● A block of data
____________________

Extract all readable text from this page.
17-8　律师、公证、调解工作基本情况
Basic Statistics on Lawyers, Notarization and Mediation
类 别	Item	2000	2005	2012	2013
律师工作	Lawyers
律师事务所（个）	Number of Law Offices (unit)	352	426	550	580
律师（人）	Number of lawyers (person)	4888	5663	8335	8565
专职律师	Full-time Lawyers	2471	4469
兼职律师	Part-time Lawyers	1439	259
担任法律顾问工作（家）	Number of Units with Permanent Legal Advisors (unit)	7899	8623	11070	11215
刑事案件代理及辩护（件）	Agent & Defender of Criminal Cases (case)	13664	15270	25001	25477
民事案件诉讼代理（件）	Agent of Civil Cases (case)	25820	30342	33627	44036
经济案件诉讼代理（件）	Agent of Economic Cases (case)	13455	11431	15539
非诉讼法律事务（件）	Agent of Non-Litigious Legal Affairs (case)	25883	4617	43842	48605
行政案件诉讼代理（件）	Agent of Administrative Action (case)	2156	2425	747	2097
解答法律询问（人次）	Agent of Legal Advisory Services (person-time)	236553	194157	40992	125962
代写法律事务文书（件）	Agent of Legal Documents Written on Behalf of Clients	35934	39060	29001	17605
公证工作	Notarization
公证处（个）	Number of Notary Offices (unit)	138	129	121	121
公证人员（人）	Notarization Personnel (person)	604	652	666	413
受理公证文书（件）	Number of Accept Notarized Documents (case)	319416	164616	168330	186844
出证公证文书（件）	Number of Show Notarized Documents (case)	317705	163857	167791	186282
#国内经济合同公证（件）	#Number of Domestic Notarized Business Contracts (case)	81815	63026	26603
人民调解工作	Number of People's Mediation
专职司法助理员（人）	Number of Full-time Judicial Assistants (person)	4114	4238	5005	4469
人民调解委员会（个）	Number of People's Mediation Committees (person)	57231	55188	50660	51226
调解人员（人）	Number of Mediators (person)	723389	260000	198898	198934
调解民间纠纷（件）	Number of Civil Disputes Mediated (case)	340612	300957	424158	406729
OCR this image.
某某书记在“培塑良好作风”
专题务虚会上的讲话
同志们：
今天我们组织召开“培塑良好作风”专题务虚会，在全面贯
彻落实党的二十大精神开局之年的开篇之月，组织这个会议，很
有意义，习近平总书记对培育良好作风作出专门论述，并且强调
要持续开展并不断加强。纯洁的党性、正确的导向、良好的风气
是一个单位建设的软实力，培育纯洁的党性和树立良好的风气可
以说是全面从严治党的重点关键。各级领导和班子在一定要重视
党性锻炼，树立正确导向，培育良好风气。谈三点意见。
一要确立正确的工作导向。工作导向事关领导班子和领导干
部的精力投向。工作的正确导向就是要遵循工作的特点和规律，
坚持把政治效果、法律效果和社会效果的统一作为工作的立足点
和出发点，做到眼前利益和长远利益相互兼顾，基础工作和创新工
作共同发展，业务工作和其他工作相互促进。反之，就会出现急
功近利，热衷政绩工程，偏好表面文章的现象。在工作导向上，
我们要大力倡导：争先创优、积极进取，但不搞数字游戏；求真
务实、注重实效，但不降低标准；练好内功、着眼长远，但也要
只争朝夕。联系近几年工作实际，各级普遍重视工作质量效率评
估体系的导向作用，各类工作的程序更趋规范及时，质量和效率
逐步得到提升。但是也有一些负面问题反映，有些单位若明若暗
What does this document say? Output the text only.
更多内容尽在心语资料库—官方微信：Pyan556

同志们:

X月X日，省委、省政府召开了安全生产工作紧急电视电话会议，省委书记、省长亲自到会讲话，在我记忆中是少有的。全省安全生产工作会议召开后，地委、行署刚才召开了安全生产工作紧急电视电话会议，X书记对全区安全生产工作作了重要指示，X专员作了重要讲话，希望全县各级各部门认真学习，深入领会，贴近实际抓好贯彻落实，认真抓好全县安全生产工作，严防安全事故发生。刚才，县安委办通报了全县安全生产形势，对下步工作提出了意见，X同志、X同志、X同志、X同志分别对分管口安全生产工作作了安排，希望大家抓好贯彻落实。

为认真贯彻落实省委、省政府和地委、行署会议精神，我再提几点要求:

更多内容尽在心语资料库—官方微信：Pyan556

____________________

Keep only the lines from the one containing "What does this" to the end of the entries, and repeat them exactly.

What does this document say? Output the text only.
更多内容尽在心语资料库—官方微信：Pyan556

同志们:

X月X日，省委、省政府召开了安全生产工作紧急电视电话会议，省委书记、省长亲自到会讲话，在我记忆中是少有的。全省安全生产工作会议召开后，地委、行署刚才召开了安全生产工作紧急电视电话会议，X书记对全区安全生产工作作了重要指示，X专员作了重要讲话，希望全县各级各部门认真学习，深入领会，贴近实际抓好贯彻落实，认真抓好全县安全生产工作，严防安全事故发生。刚才，县安委办通报了全县安全生产形势，对下步工作提出了意见，X同志、X同志、X同志、X同志分别对分管口安全生产工作作了安排，希望大家抓好贯彻落实。

为认真贯彻落实省委、省政府和地委、行署会议精神，我再提几点要求:

更多内容尽在心语资料库—官方微信：Pyan556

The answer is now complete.